### GIVEN TASK:
State how many lines contain the string "courses", and write nothing else.

### ENTRIES SHOWN:
======

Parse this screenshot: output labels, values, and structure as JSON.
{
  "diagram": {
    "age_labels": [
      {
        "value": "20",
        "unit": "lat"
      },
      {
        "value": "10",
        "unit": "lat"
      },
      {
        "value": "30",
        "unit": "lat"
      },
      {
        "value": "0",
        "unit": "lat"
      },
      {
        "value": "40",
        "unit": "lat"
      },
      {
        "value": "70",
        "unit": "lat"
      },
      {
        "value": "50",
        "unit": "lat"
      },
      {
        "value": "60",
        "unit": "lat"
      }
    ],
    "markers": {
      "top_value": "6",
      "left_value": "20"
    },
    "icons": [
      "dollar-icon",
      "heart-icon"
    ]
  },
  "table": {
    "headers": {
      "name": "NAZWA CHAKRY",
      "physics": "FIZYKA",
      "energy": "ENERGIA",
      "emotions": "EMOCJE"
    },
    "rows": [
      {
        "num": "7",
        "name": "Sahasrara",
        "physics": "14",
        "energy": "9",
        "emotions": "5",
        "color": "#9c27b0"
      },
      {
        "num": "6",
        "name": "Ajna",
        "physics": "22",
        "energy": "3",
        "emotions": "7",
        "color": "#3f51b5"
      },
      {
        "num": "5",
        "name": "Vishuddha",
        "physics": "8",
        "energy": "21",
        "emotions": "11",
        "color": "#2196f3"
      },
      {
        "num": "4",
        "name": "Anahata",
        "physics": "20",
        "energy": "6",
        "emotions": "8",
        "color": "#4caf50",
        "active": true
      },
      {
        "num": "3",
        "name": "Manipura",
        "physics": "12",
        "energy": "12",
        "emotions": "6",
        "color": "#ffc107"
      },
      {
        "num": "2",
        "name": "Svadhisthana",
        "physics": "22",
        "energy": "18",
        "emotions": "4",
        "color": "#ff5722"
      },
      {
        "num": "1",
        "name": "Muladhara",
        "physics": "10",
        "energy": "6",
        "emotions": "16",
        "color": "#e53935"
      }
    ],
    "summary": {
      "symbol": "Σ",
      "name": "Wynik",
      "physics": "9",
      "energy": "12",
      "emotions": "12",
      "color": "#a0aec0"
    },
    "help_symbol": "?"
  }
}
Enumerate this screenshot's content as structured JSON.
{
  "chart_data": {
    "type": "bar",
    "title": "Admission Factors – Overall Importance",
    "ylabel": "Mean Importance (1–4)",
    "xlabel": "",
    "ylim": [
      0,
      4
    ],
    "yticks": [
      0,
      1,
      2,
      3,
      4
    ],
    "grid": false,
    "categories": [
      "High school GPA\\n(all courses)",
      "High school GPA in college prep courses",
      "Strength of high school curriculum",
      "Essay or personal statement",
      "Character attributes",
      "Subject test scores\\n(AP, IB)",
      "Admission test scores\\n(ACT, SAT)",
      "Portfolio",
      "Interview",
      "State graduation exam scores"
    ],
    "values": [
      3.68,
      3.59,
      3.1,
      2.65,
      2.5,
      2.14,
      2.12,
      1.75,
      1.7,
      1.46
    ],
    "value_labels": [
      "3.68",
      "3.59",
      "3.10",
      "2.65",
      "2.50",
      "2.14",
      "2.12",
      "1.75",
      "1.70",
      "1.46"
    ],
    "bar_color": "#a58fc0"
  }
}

======

### OUTPUT OF THE EXERCISE:
2